**Exercise objective**
With the images removed, repeat the data below exactly.

━━━━━ Dataset

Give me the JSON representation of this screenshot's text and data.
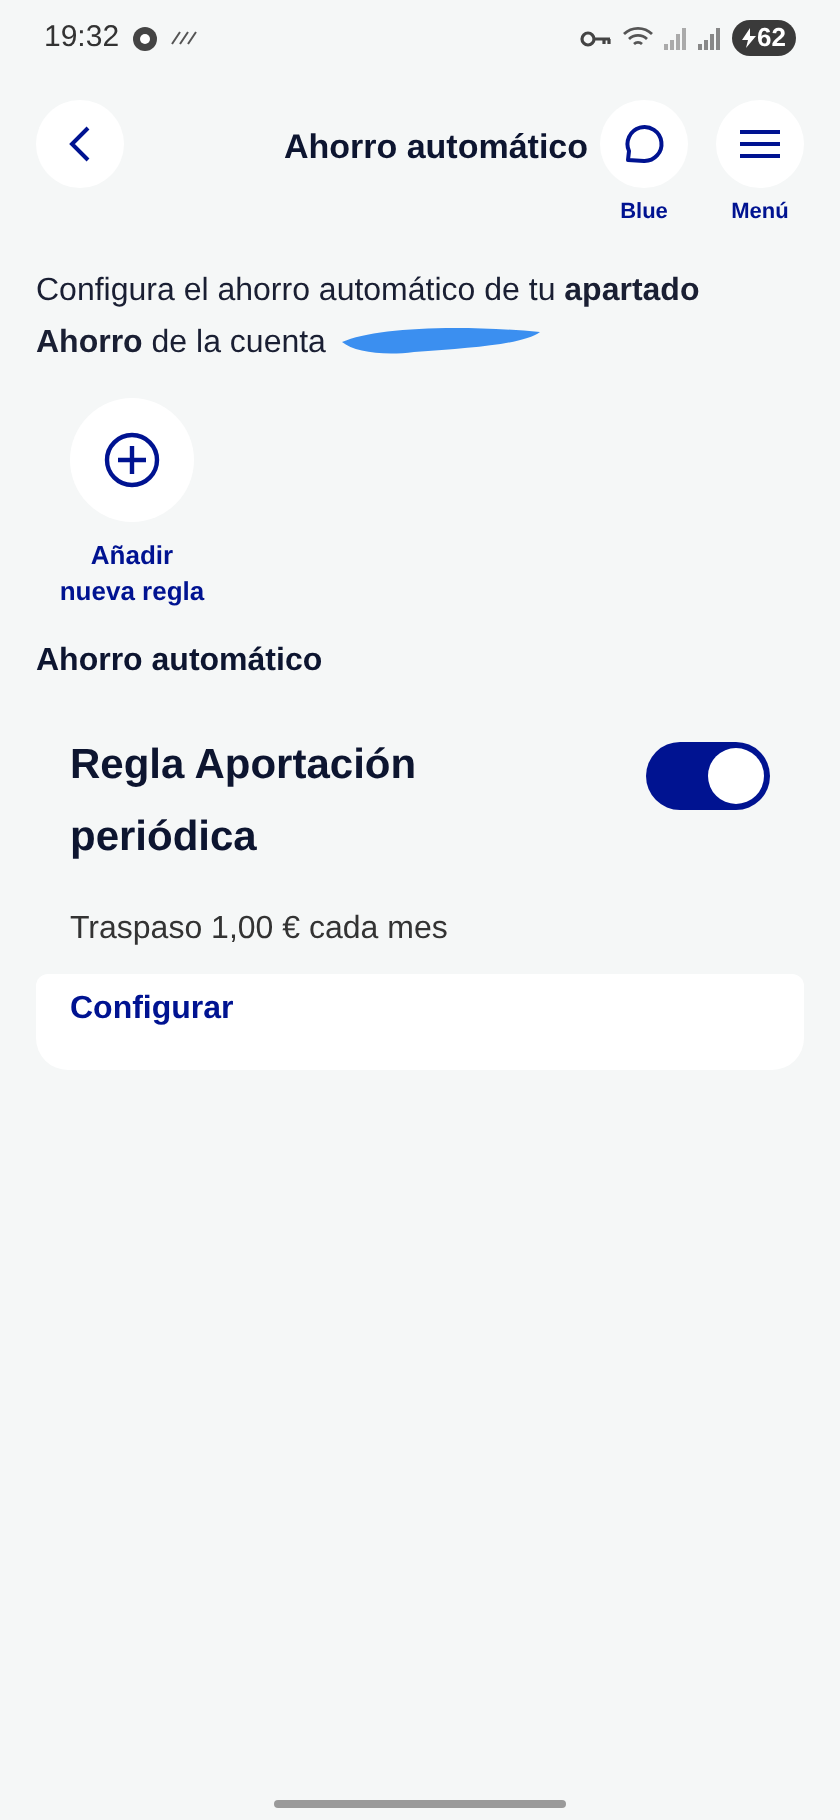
{
  "status_bar": {
    "time": "19:32",
    "battery": "62"
  },
  "header": {
    "title": "Ahorro automático",
    "actions": [
      {
        "kind": "chat",
        "label": "Blue"
      },
      {
        "kind": "menu",
        "label": "Menú"
      }
    ]
  },
  "intro": "Configura el ahorro automático de tu **apartado** **Ahorro** de la cuenta",
  "add_rule": {
    "label": "Añadir nueva regla"
  },
  "section_title": "Ahorro automático",
  "rules": [
    {
      "title": "Regla Aportación periódica",
      "on": true,
      "detail": "Traspaso 1,00 € cada mes",
      "action": "Configurar"
    }
  ]
}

━━━━━━━━━━

**Output of the task**
Give me the JSON representation of this screenshot's text and data.
{
  "status_bar": {
    "time": "19:32",
    "battery": "62"
  },
  "header": {
    "title": "Ahorro automático",
    "actions": [
      {
        "kind": "chat",
        "label": "Blue"
      },
      {
        "kind": "menu",
        "label": "Menú"
      }
    ]
  },
  "intro": "Configura el ahorro automático de tu **apartado** **Ahorro** de la cuenta",
  "add_rule": {
    "label": "Añadir nueva regla"
  },
  "section_title": "Ahorro automático",
  "rules": [
    {
      "title": "Regla Aportación periódica",
      "on": true,
      "detail": "Traspaso 1,00 € cada mes",
      "action": "Configurar"
    }
  ]
}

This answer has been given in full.